:: Task description ::
Can you transcribe every record below exactly as it appears?

-- START OF Records provided --

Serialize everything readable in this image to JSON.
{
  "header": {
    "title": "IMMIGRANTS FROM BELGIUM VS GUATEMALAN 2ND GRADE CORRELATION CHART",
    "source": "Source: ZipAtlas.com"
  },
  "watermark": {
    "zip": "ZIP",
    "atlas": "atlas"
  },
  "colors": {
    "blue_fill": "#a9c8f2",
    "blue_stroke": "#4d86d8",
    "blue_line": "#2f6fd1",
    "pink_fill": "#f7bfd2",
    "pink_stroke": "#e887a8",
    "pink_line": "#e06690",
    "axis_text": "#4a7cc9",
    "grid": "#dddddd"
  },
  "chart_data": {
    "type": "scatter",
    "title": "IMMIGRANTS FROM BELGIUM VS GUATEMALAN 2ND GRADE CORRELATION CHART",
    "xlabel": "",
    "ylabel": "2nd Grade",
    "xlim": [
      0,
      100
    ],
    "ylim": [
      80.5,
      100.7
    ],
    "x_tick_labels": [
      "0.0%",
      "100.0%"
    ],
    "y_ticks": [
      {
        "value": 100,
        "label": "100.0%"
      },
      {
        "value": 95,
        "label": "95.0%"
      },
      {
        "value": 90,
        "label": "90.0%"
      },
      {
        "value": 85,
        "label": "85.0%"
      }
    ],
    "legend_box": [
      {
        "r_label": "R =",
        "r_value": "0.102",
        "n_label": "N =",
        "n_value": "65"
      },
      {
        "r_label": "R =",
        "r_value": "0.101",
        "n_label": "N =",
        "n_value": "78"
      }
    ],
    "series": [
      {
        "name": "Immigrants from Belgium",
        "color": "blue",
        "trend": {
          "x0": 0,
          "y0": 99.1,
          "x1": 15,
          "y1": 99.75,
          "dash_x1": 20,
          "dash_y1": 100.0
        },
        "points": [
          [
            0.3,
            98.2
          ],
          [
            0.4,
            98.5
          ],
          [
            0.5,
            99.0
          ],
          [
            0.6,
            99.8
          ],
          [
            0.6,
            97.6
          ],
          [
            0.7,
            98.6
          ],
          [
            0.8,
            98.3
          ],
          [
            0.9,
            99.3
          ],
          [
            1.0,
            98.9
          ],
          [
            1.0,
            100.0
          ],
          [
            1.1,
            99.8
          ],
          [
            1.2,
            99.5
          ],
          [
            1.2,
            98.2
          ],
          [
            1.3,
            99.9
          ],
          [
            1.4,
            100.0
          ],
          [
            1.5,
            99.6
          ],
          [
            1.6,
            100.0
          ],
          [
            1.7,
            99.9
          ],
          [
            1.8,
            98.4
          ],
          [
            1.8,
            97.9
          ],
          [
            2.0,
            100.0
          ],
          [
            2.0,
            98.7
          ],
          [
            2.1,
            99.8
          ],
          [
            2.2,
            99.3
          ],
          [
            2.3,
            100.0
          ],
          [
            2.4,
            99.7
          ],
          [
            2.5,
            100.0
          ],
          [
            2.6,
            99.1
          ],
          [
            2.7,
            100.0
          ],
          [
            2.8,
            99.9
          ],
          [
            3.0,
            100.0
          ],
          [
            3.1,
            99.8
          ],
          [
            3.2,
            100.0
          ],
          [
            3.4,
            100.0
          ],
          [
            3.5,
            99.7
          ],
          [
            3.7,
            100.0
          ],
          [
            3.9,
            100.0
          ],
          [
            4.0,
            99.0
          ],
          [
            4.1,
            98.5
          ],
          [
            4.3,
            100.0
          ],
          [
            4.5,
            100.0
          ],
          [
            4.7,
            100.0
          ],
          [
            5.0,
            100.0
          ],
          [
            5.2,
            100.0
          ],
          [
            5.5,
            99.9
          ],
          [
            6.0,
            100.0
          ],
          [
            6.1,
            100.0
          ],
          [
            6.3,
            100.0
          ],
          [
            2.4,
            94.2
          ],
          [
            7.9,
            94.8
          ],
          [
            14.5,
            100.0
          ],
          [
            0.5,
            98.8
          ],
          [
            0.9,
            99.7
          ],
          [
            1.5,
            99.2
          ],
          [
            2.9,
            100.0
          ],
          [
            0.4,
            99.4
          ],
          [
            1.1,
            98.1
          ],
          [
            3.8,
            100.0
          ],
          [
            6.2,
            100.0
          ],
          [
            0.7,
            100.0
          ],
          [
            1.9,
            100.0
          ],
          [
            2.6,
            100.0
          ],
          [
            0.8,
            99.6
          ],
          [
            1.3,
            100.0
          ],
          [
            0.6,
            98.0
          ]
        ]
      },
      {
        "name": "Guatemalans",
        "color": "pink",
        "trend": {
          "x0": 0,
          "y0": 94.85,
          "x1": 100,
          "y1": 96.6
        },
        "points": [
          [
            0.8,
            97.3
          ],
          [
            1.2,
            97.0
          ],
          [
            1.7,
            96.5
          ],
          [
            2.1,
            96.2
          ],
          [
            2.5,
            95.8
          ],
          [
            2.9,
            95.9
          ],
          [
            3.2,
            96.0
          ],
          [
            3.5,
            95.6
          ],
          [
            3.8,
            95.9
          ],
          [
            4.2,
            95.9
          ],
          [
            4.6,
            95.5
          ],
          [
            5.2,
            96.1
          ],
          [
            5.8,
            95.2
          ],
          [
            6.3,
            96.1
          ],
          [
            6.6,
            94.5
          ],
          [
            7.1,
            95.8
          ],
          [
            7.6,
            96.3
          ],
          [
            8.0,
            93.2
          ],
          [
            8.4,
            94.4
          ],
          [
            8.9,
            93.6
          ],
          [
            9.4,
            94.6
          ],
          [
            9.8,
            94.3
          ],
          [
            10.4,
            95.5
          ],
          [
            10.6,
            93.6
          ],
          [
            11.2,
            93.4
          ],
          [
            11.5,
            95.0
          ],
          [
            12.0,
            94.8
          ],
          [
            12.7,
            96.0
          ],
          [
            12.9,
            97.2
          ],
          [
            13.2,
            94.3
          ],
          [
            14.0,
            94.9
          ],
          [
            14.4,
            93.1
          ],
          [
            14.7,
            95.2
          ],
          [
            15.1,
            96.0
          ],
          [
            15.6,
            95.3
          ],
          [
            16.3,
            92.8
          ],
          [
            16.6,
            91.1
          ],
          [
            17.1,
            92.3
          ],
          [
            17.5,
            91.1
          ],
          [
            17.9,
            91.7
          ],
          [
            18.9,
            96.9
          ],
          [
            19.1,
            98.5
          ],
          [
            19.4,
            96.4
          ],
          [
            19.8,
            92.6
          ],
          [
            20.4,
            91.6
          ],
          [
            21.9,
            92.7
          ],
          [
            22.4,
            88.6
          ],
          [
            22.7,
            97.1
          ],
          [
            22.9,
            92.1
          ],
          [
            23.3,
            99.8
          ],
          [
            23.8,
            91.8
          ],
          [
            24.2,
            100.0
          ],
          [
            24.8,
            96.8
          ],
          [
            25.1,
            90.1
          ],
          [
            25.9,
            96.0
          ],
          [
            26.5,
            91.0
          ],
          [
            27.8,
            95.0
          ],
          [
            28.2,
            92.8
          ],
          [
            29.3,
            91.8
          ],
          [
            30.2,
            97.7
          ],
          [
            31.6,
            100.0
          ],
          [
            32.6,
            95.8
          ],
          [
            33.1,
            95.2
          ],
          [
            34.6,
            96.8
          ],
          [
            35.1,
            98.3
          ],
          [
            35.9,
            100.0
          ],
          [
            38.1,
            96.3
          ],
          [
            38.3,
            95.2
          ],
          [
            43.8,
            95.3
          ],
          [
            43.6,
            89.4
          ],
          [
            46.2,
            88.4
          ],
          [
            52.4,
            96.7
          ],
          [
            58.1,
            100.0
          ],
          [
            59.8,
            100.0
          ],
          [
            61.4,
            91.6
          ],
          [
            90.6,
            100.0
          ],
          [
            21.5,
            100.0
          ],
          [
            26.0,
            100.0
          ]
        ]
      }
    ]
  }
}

-- END OF Records provided --

:: Complete answer ::
Serialize everything readable in this image to JSON.
{
  "header": {
    "title": "IMMIGRANTS FROM BELGIUM VS GUATEMALAN 2ND GRADE CORRELATION CHART",
    "source": "Source: ZipAtlas.com"
  },
  "watermark": {
    "zip": "ZIP",
    "atlas": "atlas"
  },
  "colors": {
    "blue_fill": "#a9c8f2",
    "blue_stroke": "#4d86d8",
    "blue_line": "#2f6fd1",
    "pink_fill": "#f7bfd2",
    "pink_stroke": "#e887a8",
    "pink_line": "#e06690",
    "axis_text": "#4a7cc9",
    "grid": "#dddddd"
  },
  "chart_data": {
    "type": "scatter",
    "title": "IMMIGRANTS FROM BELGIUM VS GUATEMALAN 2ND GRADE CORRELATION CHART",
    "xlabel": "",
    "ylabel": "2nd Grade",
    "xlim": [
      0,
      100
    ],
    "ylim": [
      80.5,
      100.7
    ],
    "x_tick_labels": [
      "0.0%",
      "100.0%"
    ],
    "y_ticks": [
      {
        "value": 100,
        "label": "100.0%"
      },
      {
        "value": 95,
        "label": "95.0%"
      },
      {
        "value": 90,
        "label": "90.0%"
      },
      {
        "value": 85,
        "label": "85.0%"
      }
    ],
    "legend_box": [
      {
        "r_label": "R =",
        "r_value": "0.102",
        "n_label": "N =",
        "n_value": "65"
      },
      {
        "r_label": "R =",
        "r_value": "0.101",
        "n_label": "N =",
        "n_value": "78"
      }
    ],
    "series": [
      {
        "name": "Immigrants from Belgium",
        "color": "blue",
        "trend": {
          "x0": 0,
          "y0": 99.1,
          "x1": 15,
          "y1": 99.75,
          "dash_x1": 20,
          "dash_y1": 100.0
        },
        "points": [
          [
            0.3,
            98.2
          ],
          [
            0.4,
            98.5
          ],
          [
            0.5,
            99.0
          ],
          [
            0.6,
            99.8
          ],
          [
            0.6,
            97.6
          ],
          [
            0.7,
            98.6
          ],
          [
            0.8,
            98.3
          ],
          [
            0.9,
            99.3
          ],
          [
            1.0,
            98.9
          ],
          [
            1.0,
            100.0
          ],
          [
            1.1,
            99.8
          ],
          [
            1.2,
            99.5
          ],
          [
            1.2,
            98.2
          ],
          [
            1.3,
            99.9
          ],
          [
            1.4,
            100.0
          ],
          [
            1.5,
            99.6
          ],
          [
            1.6,
            100.0
          ],
          [
            1.7,
            99.9
          ],
          [
            1.8,
            98.4
          ],
          [
            1.8,
            97.9
          ],
          [
            2.0,
            100.0
          ],
          [
            2.0,
            98.7
          ],
          [
            2.1,
            99.8
          ],
          [
            2.2,
            99.3
          ],
          [
            2.3,
            100.0
          ],
          [
            2.4,
            99.7
          ],
          [
            2.5,
            100.0
          ],
          [
            2.6,
            99.1
          ],
          [
            2.7,
            100.0
          ],
          [
            2.8,
            99.9
          ],
          [
            3.0,
            100.0
          ],
          [
            3.1,
            99.8
          ],
          [
            3.2,
            100.0
          ],
          [
            3.4,
            100.0
          ],
          [
            3.5,
            99.7
          ],
          [
            3.7,
            100.0
          ],
          [
            3.9,
            100.0
          ],
          [
            4.0,
            99.0
          ],
          [
            4.1,
            98.5
          ],
          [
            4.3,
            100.0
          ],
          [
            4.5,
            100.0
          ],
          [
            4.7,
            100.0
          ],
          [
            5.0,
            100.0
          ],
          [
            5.2,
            100.0
          ],
          [
            5.5,
            99.9
          ],
          [
            6.0,
            100.0
          ],
          [
            6.1,
            100.0
          ],
          [
            6.3,
            100.0
          ],
          [
            2.4,
            94.2
          ],
          [
            7.9,
            94.8
          ],
          [
            14.5,
            100.0
          ],
          [
            0.5,
            98.8
          ],
          [
            0.9,
            99.7
          ],
          [
            1.5,
            99.2
          ],
          [
            2.9,
            100.0
          ],
          [
            0.4,
            99.4
          ],
          [
            1.1,
            98.1
          ],
          [
            3.8,
            100.0
          ],
          [
            6.2,
            100.0
          ],
          [
            0.7,
            100.0
          ],
          [
            1.9,
            100.0
          ],
          [
            2.6,
            100.0
          ],
          [
            0.8,
            99.6
          ],
          [
            1.3,
            100.0
          ],
          [
            0.6,
            98.0
          ]
        ]
      },
      {
        "name": "Guatemalans",
        "color": "pink",
        "trend": {
          "x0": 0,
          "y0": 94.85,
          "x1": 100,
          "y1": 96.6
        },
        "points": [
          [
            0.8,
            97.3
          ],
          [
            1.2,
            97.0
          ],
          [
            1.7,
            96.5
          ],
          [
            2.1,
            96.2
          ],
          [
            2.5,
            95.8
          ],
          [
            2.9,
            95.9
          ],
          [
            3.2,
            96.0
          ],
          [
            3.5,
            95.6
          ],
          [
            3.8,
            95.9
          ],
          [
            4.2,
            95.9
          ],
          [
            4.6,
            95.5
          ],
          [
            5.2,
            96.1
          ],
          [
            5.8,
            95.2
          ],
          [
            6.3,
            96.1
          ],
          [
            6.6,
            94.5
          ],
          [
            7.1,
            95.8
          ],
          [
            7.6,
            96.3
          ],
          [
            8.0,
            93.2
          ],
          [
            8.4,
            94.4
          ],
          [
            8.9,
            93.6
          ],
          [
            9.4,
            94.6
          ],
          [
            9.8,
            94.3
          ],
          [
            10.4,
            95.5
          ],
          [
            10.6,
            93.6
          ],
          [
            11.2,
            93.4
          ],
          [
            11.5,
            95.0
          ],
          [
            12.0,
            94.8
          ],
          [
            12.7,
            96.0
          ],
          [
            12.9,
            97.2
          ],
          [
            13.2,
            94.3
          ],
          [
            14.0,
            94.9
          ],
          [
            14.4,
            93.1
          ],
          [
            14.7,
            95.2
          ],
          [
            15.1,
            96.0
          ],
          [
            15.6,
            95.3
          ],
          [
            16.3,
            92.8
          ],
          [
            16.6,
            91.1
          ],
          [
            17.1,
            92.3
          ],
          [
            17.5,
            91.1
          ],
          [
            17.9,
            91.7
          ],
          [
            18.9,
            96.9
          ],
          [
            19.1,
            98.5
          ],
          [
            19.4,
            96.4
          ],
          [
            19.8,
            92.6
          ],
          [
            20.4,
            91.6
          ],
          [
            21.9,
            92.7
          ],
          [
            22.4,
            88.6
          ],
          [
            22.7,
            97.1
          ],
          [
            22.9,
            92.1
          ],
          [
            23.3,
            99.8
          ],
          [
            23.8,
            91.8
          ],
          [
            24.2,
            100.0
          ],
          [
            24.8,
            96.8
          ],
          [
            25.1,
            90.1
          ],
          [
            25.9,
            96.0
          ],
          [
            26.5,
            91.0
          ],
          [
            27.8,
            95.0
          ],
          [
            28.2,
            92.8
          ],
          [
            29.3,
            91.8
          ],
          [
            30.2,
            97.7
          ],
          [
            31.6,
            100.0
          ],
          [
            32.6,
            95.8
          ],
          [
            33.1,
            95.2
          ],
          [
            34.6,
            96.8
          ],
          [
            35.1,
            98.3
          ],
          [
            35.9,
            100.0
          ],
          [
            38.1,
            96.3
          ],
          [
            38.3,
            95.2
          ],
          [
            43.8,
            95.3
          ],
          [
            43.6,
            89.4
          ],
          [
            46.2,
            88.4
          ],
          [
            52.4,
            96.7
          ],
          [
            58.1,
            100.0
          ],
          [
            59.8,
            100.0
          ],
          [
            61.4,
            91.6
          ],
          [
            90.6,
            100.0
          ],
          [
            21.5,
            100.0
          ],
          [
            26.0,
            100.0
          ]
        ]
      }
    ]
  }
}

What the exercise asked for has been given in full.